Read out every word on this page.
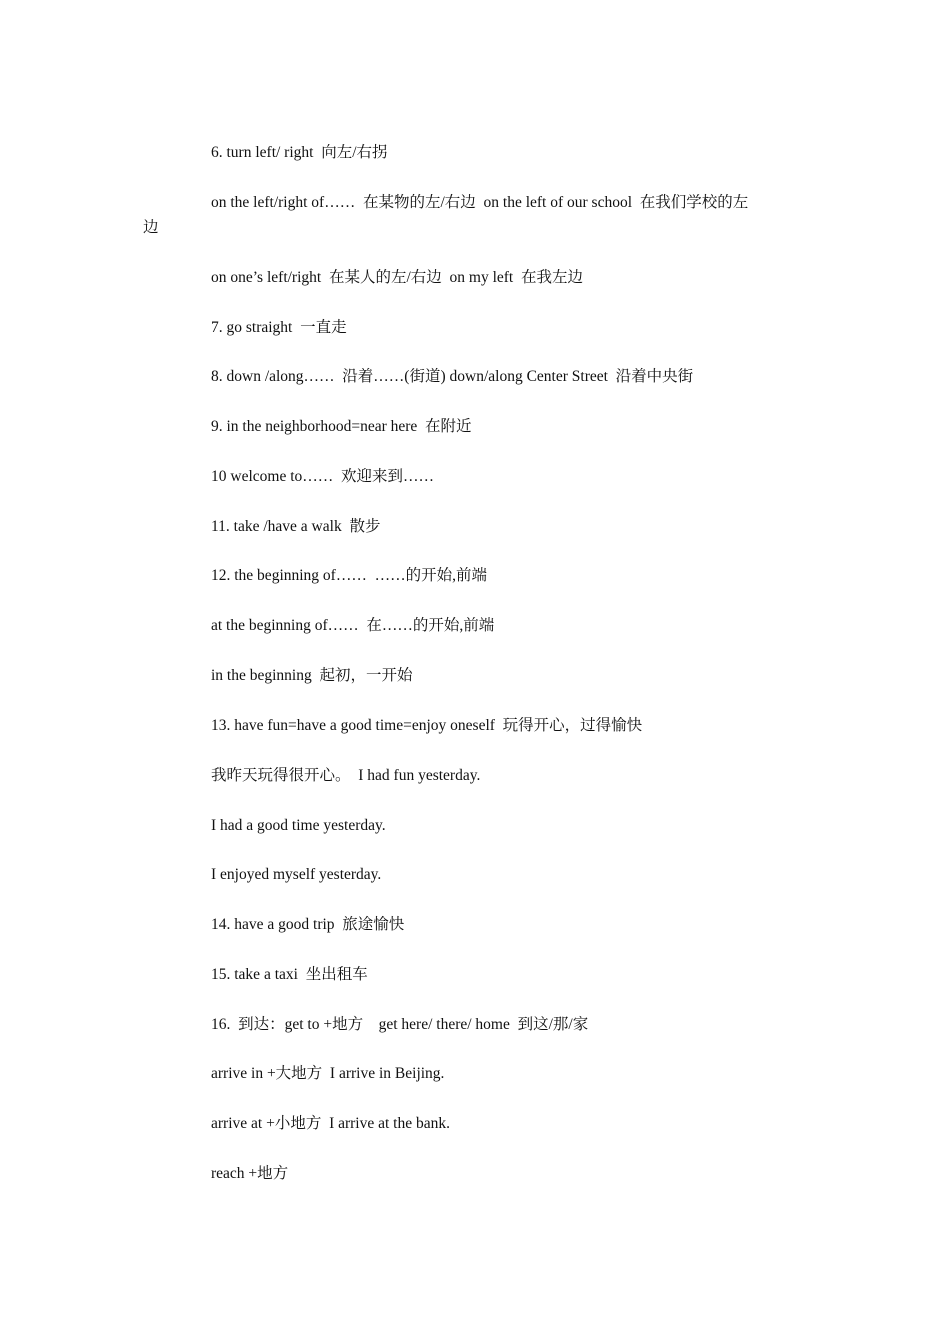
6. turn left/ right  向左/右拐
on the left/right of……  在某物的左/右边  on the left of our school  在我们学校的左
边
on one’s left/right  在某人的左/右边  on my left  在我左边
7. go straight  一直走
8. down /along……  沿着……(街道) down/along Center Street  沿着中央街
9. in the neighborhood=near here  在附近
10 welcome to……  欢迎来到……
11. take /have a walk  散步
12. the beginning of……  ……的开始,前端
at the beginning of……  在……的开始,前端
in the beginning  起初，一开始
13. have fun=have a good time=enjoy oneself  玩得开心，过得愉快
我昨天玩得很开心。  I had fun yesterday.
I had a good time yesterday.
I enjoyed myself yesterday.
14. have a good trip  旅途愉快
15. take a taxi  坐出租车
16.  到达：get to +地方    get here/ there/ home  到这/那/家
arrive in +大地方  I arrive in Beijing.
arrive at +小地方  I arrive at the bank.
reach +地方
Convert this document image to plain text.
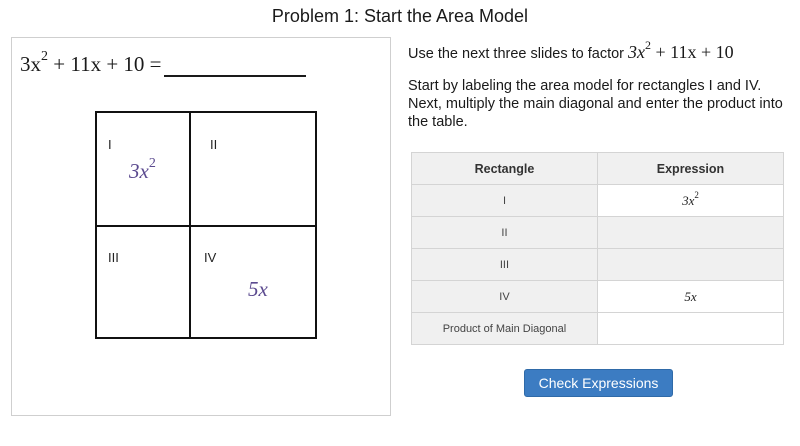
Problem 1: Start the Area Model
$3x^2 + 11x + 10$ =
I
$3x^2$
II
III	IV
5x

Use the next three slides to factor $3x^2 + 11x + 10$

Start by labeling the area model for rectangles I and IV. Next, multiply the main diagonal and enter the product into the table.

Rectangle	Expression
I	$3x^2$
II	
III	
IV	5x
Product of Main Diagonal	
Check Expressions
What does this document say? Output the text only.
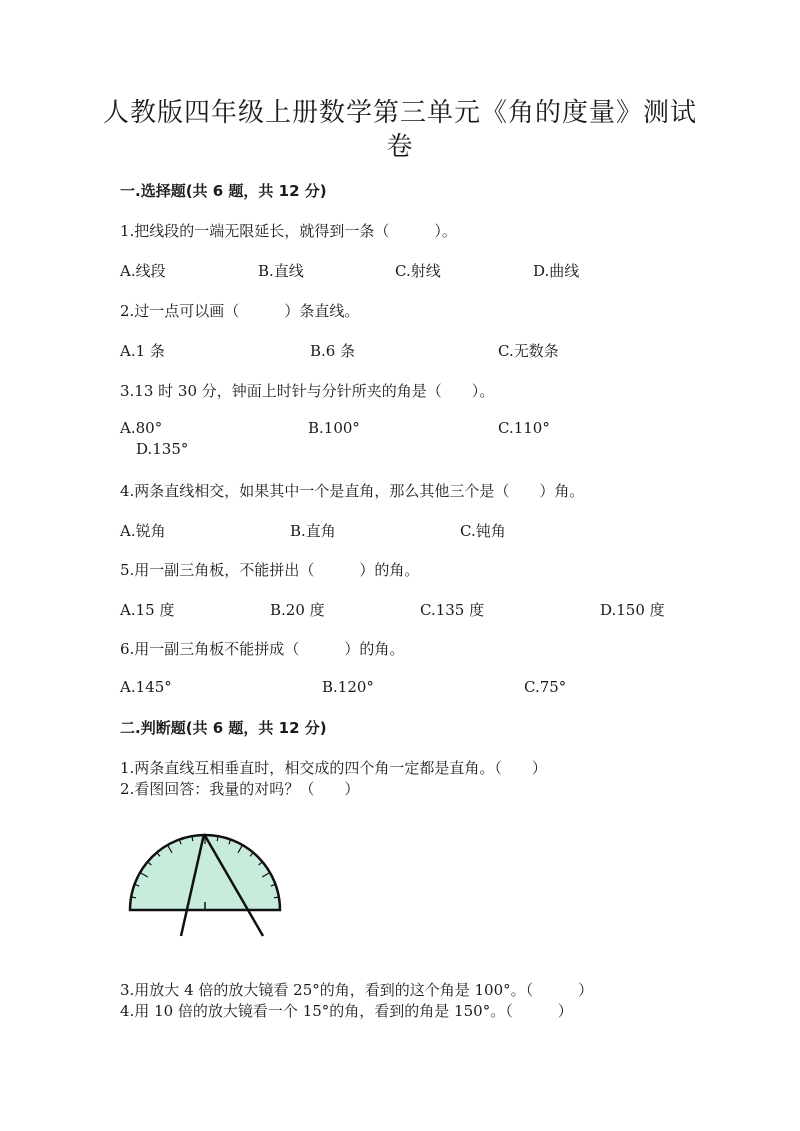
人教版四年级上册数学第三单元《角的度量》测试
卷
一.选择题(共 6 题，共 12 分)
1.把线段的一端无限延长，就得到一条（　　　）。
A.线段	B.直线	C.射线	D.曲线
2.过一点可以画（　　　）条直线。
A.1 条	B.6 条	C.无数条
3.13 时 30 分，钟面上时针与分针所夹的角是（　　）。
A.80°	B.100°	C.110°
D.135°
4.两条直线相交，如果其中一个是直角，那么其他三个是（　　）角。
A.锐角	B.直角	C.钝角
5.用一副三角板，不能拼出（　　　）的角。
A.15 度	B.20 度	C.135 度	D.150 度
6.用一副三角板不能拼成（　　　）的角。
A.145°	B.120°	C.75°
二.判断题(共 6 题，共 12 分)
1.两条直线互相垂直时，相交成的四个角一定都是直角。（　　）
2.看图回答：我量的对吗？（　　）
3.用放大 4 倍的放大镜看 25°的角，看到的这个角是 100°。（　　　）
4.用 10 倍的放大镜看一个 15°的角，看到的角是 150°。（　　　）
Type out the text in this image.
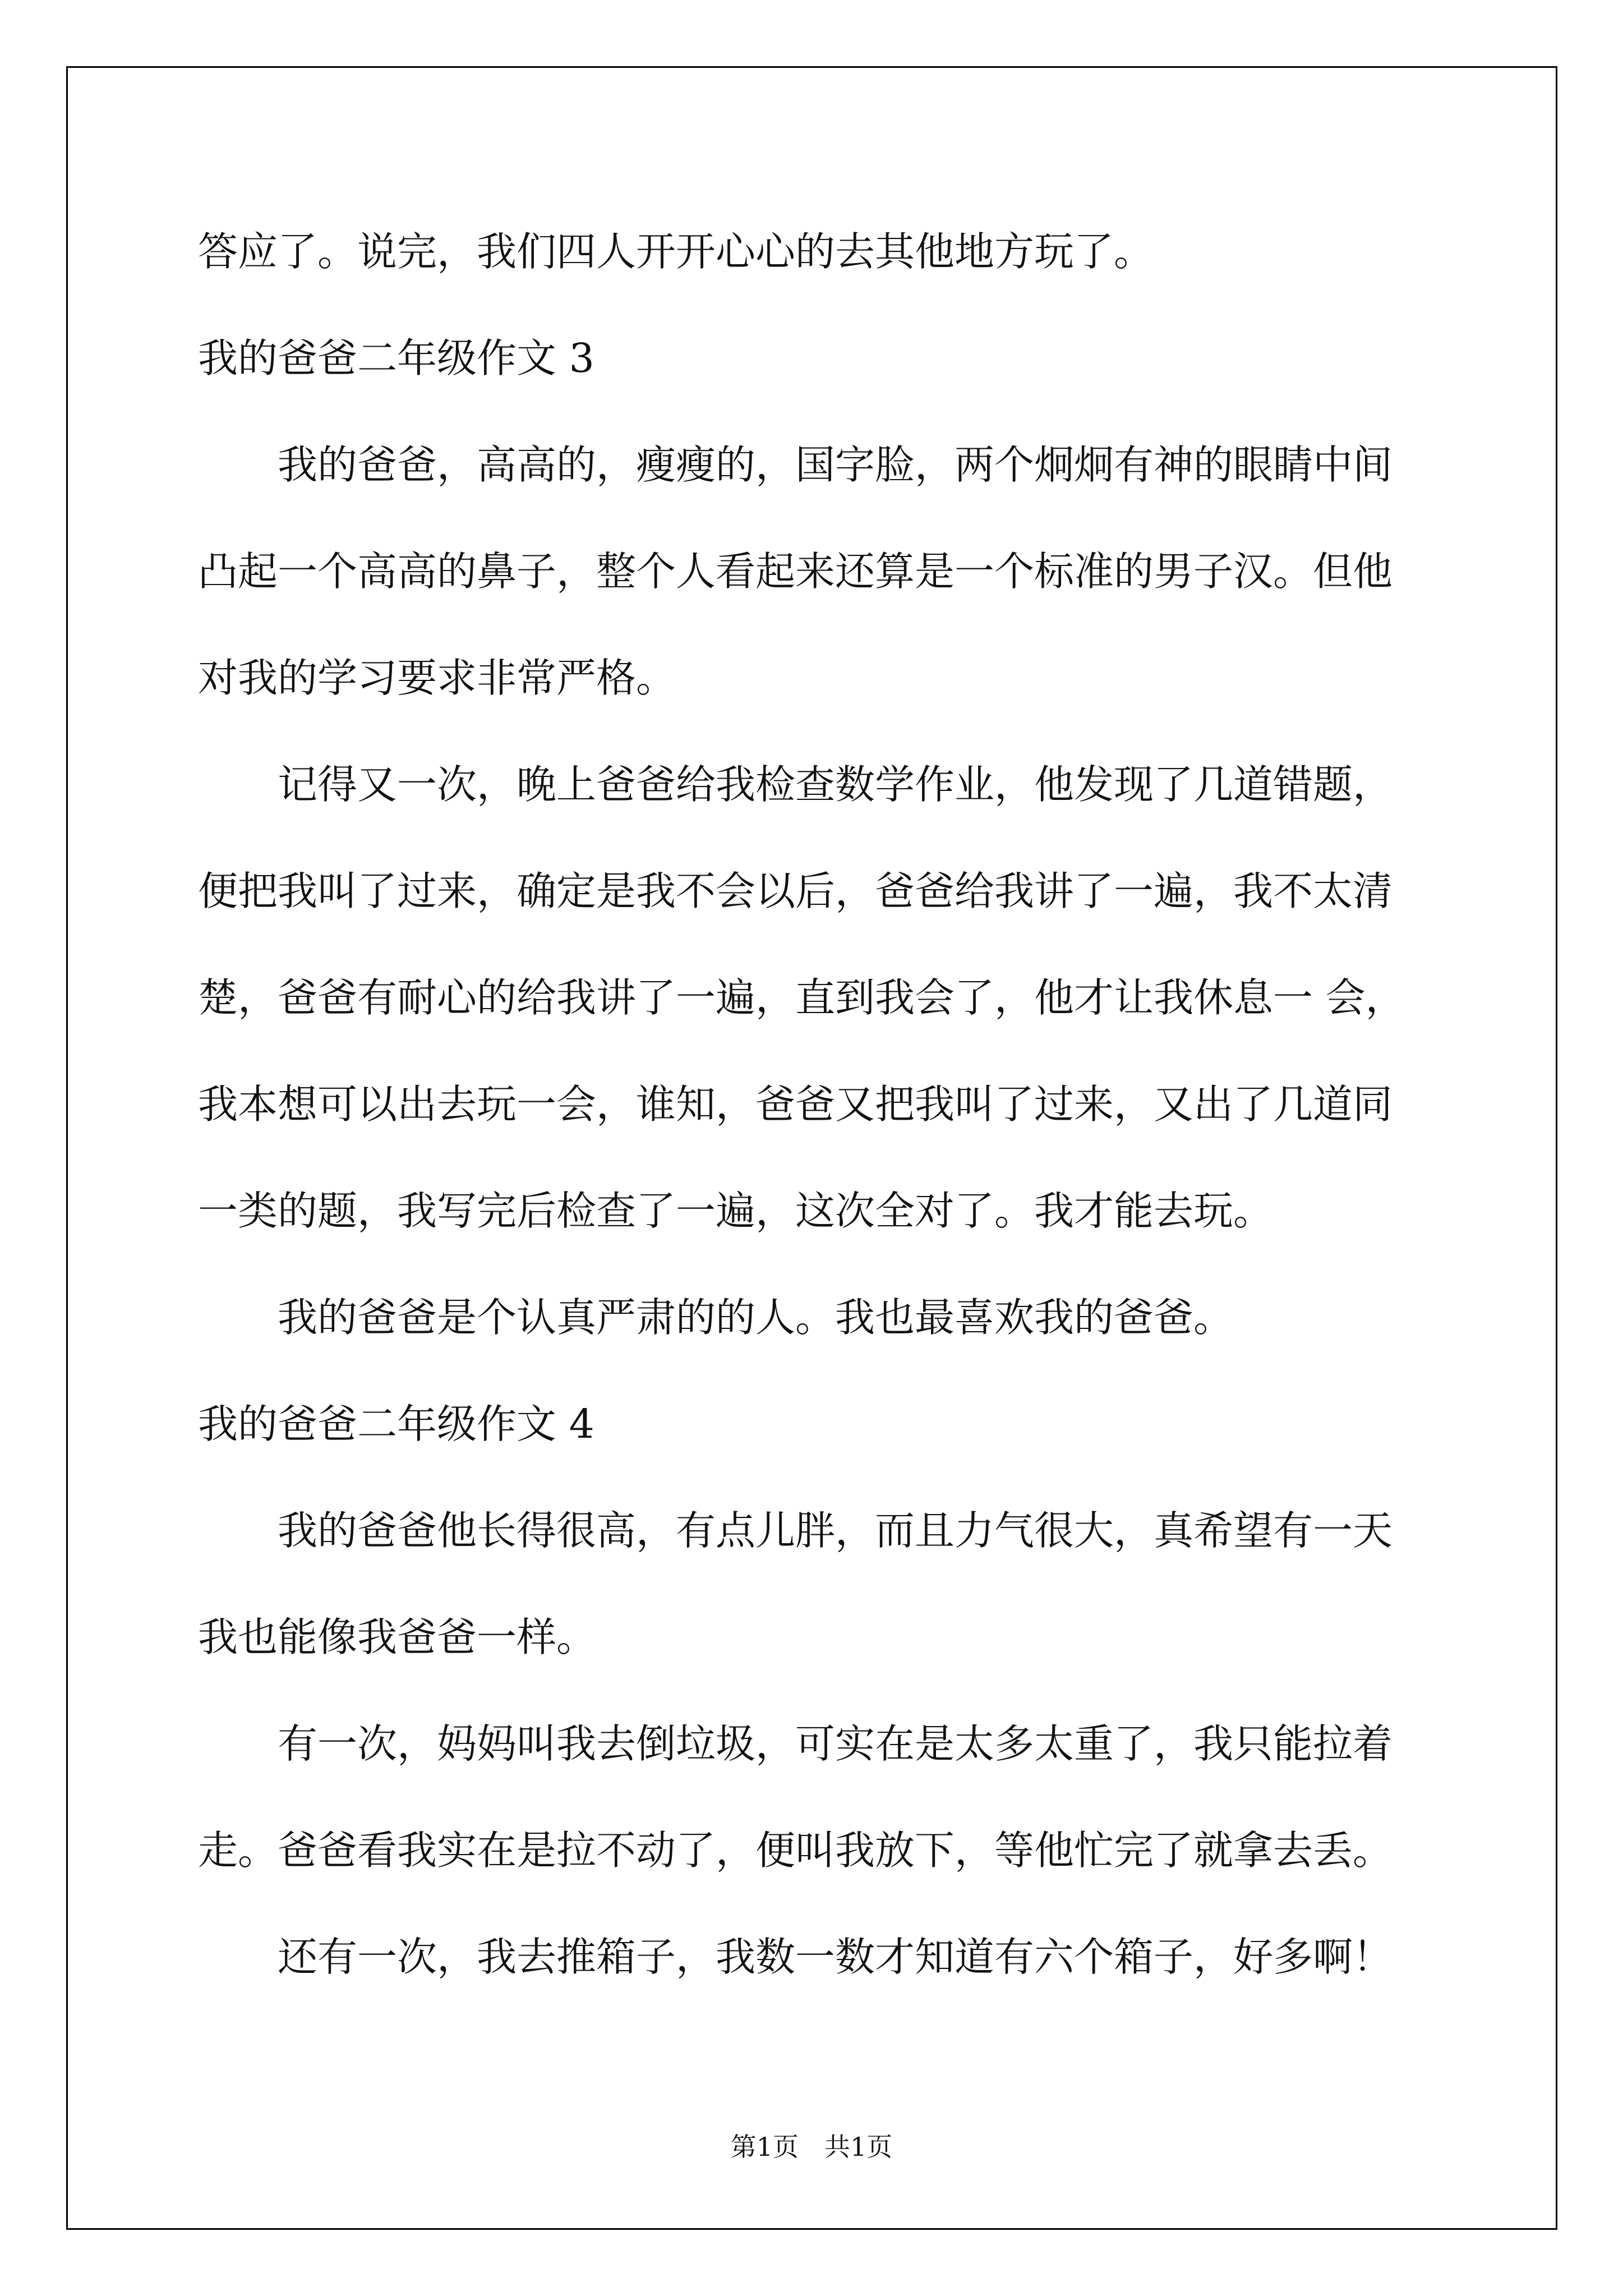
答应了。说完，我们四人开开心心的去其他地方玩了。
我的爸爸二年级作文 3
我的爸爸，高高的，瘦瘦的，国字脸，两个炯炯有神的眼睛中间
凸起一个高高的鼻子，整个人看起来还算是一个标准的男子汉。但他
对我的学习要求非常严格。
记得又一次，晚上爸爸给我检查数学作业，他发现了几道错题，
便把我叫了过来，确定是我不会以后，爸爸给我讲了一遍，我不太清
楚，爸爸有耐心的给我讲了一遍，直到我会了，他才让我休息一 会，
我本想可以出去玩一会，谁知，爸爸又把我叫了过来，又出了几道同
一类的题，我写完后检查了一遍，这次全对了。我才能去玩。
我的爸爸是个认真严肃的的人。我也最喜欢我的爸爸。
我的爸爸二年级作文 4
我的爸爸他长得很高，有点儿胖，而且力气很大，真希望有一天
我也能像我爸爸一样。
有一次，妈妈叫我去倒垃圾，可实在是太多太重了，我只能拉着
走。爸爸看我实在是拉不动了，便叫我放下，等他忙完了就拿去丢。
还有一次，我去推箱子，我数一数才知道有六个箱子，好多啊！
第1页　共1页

■ **Directive**: Going from the line with "What does this" to the last line of the listing, write out each line exactly and nothing else. Leave out all pictures.

■ **The output**:
What does this document say? Output the text only.
人教版四年级上册数学第三单元《角的度量》测试
卷
一.选择题(共 6 题，共 12 分)
1.把线段的一端无限延长，就得到一条（　　　）。
A.线段	B.直线	C.射线	D.曲线
2.过一点可以画（　　　）条直线。
A.1 条	B.6 条	C.无数条
3.13 时 30 分，钟面上时针与分针所夹的角是（　　）。
A.80°	B.100°	C.110°
D.135°
4.两条直线相交，如果其中一个是直角，那么其他三个是（　　）角。
A.锐角	B.直角	C.钝角
5.用一副三角板，不能拼出（　　　）的角。
A.15 度	B.20 度	C.135 度	D.150 度
6.用一副三角板不能拼成（　　　）的角。
A.145°	B.120°	C.75°
二.判断题(共 6 题，共 12 分)
1.两条直线互相垂直时，相交成的四个角一定都是直角。（　　）
2.看图回答：我量的对吗？（　　）
3.用放大 4 倍的放大镜看 25°的角，看到的这个角是 100°。（　　　）
4.用 10 倍的放大镜看一个 15°的角，看到的角是 150°。（　　　）
Type out the text in this image.
答应了。说完，我们四人开开心心的去其他地方玩了。
我的爸爸二年级作文 3
我的爸爸，高高的，瘦瘦的，国字脸，两个炯炯有神的眼睛中间
凸起一个高高的鼻子，整个人看起来还算是一个标准的男子汉。但他
对我的学习要求非常严格。
记得又一次，晚上爸爸给我检查数学作业，他发现了几道错题，
便把我叫了过来，确定是我不会以后，爸爸给我讲了一遍，我不太清
楚，爸爸有耐心的给我讲了一遍，直到我会了，他才让我休息一 会，
我本想可以出去玩一会，谁知，爸爸又把我叫了过来，又出了几道同
一类的题，我写完后检查了一遍，这次全对了。我才能去玩。
我的爸爸是个认真严肃的的人。我也最喜欢我的爸爸。
我的爸爸二年级作文 4
我的爸爸他长得很高，有点儿胖，而且力气很大，真希望有一天
我也能像我爸爸一样。
有一次，妈妈叫我去倒垃圾，可实在是太多太重了，我只能拉着
走。爸爸看我实在是拉不动了，便叫我放下，等他忙完了就拿去丢。
还有一次，我去推箱子，我数一数才知道有六个箱子，好多啊！
第1页　共1页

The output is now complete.